◆ EXERCISE ◆
Filter the records for lines holding the string "this".
####################
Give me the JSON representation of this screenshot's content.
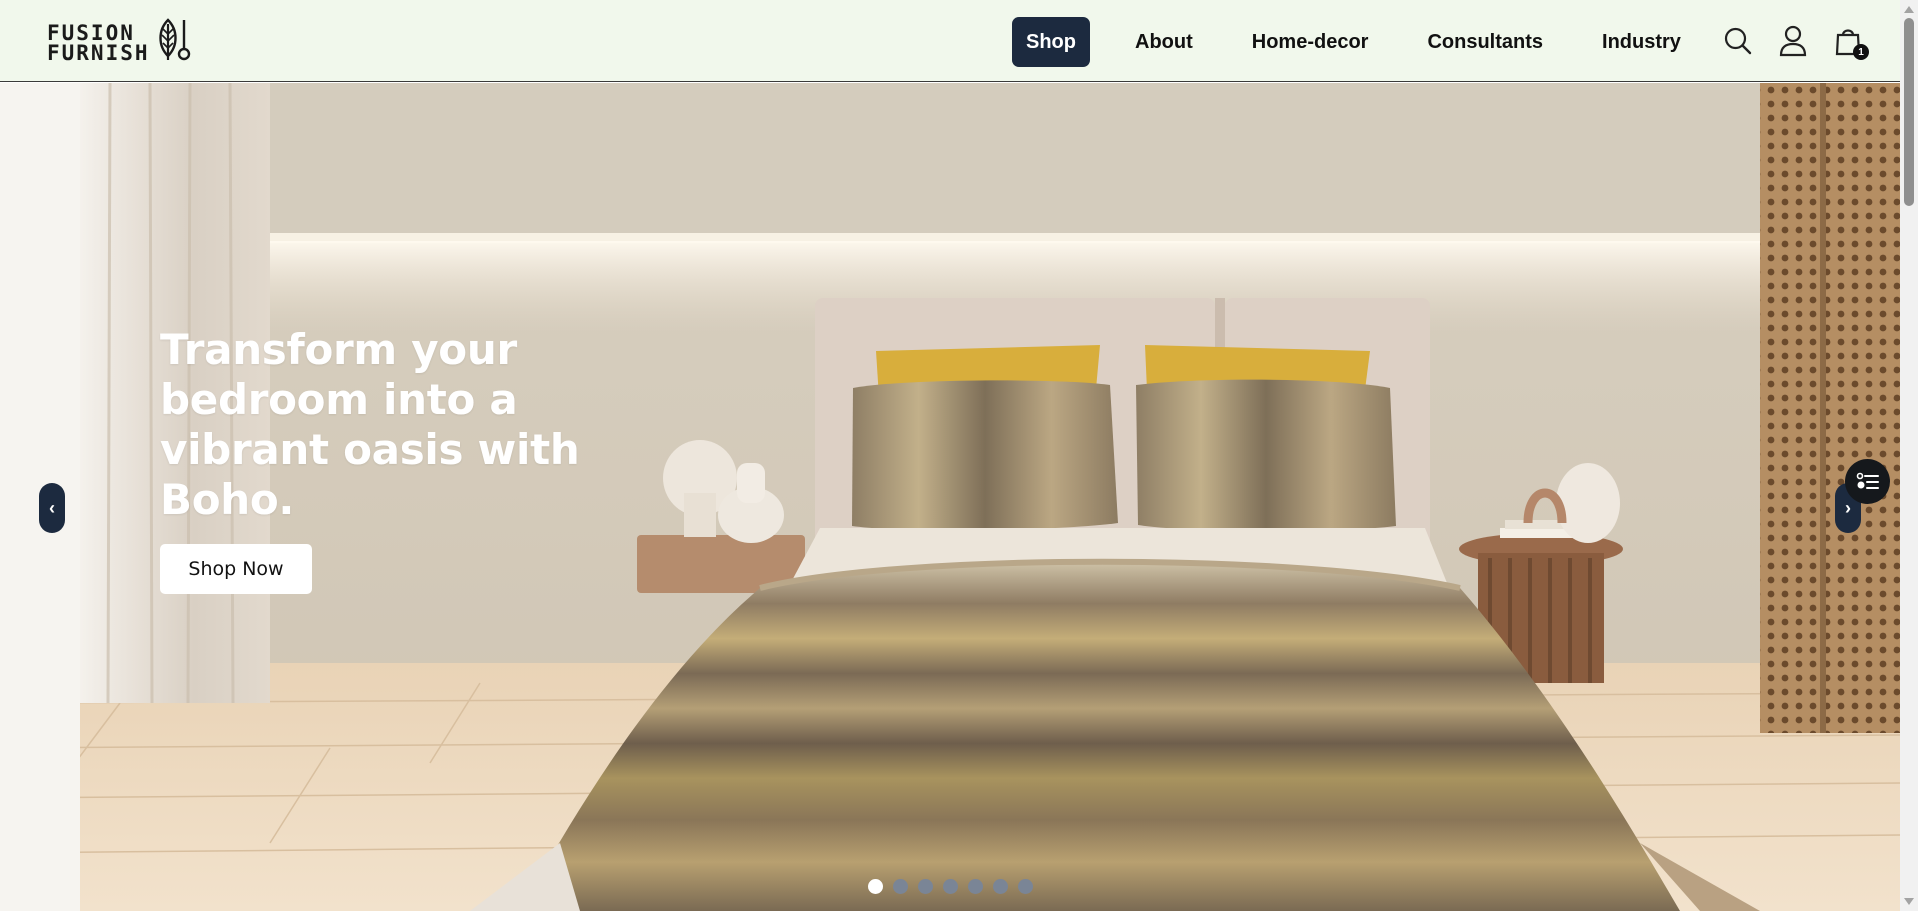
{
  "brand": {
    "line1": "FUSION",
    "line2": "FURNISH",
    "logo_icon": "leaf-icon"
  },
  "nav": {
    "items": [
      {
        "label": "Shop",
        "active": true
      },
      {
        "label": "About",
        "active": false
      },
      {
        "label": "Home-decor",
        "active": false
      },
      {
        "label": "Consultants",
        "active": false
      },
      {
        "label": "Industry",
        "active": false
      }
    ]
  },
  "header_icons": {
    "search": "search-icon",
    "account": "user-icon",
    "cart": "shopping-bag-icon",
    "cart_count": "1"
  },
  "hero": {
    "title": "Transform your bedroom into a vibrant oasis with Boho.",
    "cta": "Shop Now",
    "prev_label": "‹",
    "next_label": "›",
    "slides_total": 7,
    "active_slide": 1
  },
  "colors": {
    "header_bg": "#f1f8ec",
    "accent": "#1c2a3f",
    "dot_inactive": "#7a8596",
    "dot_active": "#ffffff"
  }
}
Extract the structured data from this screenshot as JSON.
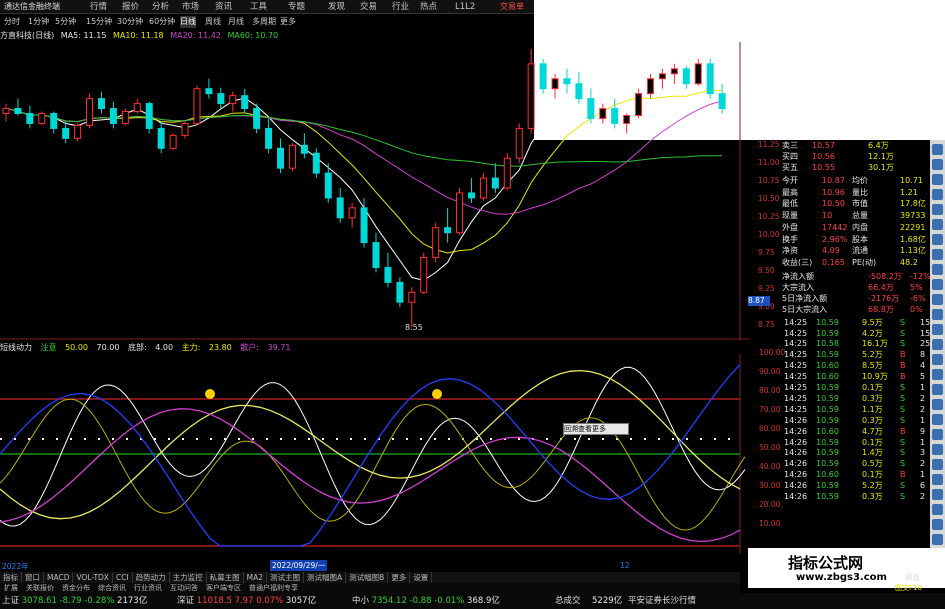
####################
◆ WRITTEN ANSWER ◆
Give me the JSON representation of this screenshot's content.
Extract the structured data from this screenshot as JSON.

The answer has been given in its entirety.